▶ **Problem requirements**
In the entries below, find every line holding the string "data" and collect it.
== == ==
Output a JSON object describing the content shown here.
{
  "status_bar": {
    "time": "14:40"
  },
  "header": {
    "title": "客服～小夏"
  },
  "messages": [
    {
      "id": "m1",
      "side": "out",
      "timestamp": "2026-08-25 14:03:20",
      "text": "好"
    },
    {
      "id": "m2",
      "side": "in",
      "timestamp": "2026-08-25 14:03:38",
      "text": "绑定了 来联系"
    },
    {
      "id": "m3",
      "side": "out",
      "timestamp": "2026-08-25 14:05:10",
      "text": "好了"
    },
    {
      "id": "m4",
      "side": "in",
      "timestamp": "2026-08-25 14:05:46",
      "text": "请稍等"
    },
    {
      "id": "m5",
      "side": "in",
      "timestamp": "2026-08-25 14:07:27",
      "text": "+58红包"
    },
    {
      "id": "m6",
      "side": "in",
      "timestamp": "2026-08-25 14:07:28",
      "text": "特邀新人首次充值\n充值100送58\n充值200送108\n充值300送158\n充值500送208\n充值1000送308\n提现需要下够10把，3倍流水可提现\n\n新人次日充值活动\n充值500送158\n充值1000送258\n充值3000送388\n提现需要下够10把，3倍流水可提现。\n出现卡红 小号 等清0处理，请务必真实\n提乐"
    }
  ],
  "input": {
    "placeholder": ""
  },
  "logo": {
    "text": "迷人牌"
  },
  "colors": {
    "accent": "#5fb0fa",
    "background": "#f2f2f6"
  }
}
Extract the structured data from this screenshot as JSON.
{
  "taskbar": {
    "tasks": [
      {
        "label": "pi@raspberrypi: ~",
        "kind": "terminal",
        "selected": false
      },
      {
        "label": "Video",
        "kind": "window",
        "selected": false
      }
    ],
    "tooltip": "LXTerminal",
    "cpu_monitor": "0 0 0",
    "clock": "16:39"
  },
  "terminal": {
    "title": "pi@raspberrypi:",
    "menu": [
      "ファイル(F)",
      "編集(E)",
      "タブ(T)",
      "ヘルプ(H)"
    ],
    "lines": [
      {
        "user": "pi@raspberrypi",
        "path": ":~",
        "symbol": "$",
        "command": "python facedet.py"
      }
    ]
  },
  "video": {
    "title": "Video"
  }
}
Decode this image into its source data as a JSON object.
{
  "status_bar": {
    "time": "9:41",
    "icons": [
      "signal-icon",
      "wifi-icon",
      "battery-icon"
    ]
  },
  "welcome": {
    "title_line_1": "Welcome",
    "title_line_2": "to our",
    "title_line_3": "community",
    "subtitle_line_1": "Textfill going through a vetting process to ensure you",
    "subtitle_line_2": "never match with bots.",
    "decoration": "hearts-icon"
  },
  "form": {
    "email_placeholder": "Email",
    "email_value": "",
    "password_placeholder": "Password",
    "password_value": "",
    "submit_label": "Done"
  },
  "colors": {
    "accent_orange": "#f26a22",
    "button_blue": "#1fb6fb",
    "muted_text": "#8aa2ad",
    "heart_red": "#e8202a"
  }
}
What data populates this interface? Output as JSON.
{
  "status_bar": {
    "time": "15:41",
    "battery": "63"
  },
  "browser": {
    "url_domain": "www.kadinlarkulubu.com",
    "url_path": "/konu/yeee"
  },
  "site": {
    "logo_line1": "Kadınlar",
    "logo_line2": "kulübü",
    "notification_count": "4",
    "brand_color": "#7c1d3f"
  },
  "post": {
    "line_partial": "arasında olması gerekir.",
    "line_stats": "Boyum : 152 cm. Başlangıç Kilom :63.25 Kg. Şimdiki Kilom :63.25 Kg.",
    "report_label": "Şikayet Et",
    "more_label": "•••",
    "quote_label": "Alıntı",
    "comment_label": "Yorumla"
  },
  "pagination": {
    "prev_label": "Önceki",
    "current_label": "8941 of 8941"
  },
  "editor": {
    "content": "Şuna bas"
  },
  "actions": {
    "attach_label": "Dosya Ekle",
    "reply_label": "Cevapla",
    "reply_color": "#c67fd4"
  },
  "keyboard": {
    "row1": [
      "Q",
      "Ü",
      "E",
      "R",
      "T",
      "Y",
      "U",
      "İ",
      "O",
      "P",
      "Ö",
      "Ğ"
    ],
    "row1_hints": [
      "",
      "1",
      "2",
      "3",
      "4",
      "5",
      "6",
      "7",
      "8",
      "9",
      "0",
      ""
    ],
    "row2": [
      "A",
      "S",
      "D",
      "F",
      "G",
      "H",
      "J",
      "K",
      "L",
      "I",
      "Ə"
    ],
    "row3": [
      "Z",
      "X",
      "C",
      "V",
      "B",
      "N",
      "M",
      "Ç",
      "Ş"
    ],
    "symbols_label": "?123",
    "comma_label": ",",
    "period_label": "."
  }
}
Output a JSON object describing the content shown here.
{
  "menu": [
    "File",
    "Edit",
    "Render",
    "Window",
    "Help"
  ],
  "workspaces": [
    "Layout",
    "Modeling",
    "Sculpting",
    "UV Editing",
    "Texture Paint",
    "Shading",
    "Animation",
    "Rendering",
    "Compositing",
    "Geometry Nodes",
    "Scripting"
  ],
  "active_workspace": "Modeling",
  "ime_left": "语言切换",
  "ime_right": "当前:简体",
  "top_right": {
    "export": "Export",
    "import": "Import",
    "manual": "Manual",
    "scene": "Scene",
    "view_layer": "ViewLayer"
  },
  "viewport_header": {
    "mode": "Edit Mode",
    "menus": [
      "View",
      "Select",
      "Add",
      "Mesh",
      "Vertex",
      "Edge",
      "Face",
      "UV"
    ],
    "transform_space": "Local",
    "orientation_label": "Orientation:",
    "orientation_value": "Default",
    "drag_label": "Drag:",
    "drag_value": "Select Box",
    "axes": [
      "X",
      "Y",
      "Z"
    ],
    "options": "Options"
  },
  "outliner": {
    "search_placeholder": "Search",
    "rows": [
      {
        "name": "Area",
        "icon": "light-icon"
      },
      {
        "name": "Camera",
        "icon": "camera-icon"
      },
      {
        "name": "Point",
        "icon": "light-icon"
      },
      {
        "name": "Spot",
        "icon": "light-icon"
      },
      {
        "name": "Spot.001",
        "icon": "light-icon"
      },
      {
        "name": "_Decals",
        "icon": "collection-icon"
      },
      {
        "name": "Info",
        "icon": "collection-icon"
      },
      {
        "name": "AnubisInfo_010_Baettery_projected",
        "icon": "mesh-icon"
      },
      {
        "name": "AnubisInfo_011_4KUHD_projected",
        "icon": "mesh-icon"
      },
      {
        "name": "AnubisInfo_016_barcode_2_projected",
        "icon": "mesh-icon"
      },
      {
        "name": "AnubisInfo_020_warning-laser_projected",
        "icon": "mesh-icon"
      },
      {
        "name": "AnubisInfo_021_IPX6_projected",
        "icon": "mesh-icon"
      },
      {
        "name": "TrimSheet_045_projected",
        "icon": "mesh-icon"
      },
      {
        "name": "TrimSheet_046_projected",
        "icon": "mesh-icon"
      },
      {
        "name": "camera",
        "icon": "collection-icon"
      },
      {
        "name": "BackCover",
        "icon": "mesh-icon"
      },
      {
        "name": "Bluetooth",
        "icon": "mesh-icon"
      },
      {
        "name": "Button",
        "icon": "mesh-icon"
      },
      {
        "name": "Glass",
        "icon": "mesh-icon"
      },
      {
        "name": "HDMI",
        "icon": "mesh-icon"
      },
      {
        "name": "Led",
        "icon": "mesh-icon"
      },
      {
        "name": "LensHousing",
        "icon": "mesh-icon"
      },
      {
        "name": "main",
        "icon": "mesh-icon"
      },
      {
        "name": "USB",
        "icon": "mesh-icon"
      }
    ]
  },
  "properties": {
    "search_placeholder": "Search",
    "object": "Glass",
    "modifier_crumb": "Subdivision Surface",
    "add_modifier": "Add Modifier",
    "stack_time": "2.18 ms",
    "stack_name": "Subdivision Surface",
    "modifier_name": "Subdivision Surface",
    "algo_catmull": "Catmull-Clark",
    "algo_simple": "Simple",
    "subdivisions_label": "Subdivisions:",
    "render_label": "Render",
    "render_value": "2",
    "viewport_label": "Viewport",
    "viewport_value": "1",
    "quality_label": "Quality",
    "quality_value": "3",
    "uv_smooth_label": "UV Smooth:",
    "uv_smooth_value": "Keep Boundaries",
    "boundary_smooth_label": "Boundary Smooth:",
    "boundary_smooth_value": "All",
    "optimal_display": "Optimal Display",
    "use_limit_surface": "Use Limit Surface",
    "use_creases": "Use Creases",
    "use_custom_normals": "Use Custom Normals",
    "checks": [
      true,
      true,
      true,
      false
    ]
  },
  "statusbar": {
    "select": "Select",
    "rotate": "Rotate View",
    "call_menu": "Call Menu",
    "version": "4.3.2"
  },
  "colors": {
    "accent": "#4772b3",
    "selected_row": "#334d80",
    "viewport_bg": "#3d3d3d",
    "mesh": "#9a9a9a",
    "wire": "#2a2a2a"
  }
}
== == ==
▶ **Task result**
Extract the structured data from this screenshot as JSON.
Decode this image into its source data as a JSON object.
What data populates this interface? Output as JSON.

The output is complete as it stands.